Extracted records:
:::

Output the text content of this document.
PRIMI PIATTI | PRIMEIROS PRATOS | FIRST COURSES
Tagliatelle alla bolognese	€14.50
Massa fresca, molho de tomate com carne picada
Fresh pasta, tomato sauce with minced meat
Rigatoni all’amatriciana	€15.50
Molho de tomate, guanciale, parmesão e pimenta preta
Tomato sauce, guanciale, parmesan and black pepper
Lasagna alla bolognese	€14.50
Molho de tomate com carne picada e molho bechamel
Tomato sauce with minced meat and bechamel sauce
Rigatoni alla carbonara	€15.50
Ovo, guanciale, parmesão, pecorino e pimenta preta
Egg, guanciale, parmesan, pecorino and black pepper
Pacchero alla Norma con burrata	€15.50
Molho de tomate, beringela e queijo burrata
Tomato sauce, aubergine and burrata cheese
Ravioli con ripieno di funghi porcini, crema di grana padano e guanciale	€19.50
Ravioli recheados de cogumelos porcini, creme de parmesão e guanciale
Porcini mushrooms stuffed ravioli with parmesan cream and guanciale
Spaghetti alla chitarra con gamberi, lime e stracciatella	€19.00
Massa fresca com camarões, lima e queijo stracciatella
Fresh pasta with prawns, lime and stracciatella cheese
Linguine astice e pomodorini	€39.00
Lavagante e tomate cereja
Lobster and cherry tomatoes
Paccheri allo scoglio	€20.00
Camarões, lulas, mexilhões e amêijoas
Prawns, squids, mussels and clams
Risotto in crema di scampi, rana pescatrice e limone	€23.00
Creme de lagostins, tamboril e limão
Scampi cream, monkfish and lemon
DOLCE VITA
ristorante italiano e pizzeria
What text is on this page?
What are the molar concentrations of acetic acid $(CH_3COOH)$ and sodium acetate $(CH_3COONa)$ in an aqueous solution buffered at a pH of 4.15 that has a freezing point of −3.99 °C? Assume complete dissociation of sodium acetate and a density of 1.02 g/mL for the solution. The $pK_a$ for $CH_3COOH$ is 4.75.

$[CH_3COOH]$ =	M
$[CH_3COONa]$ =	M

:::

Of the lines above, how many hold the word "pecorino"? Say the number alone.

2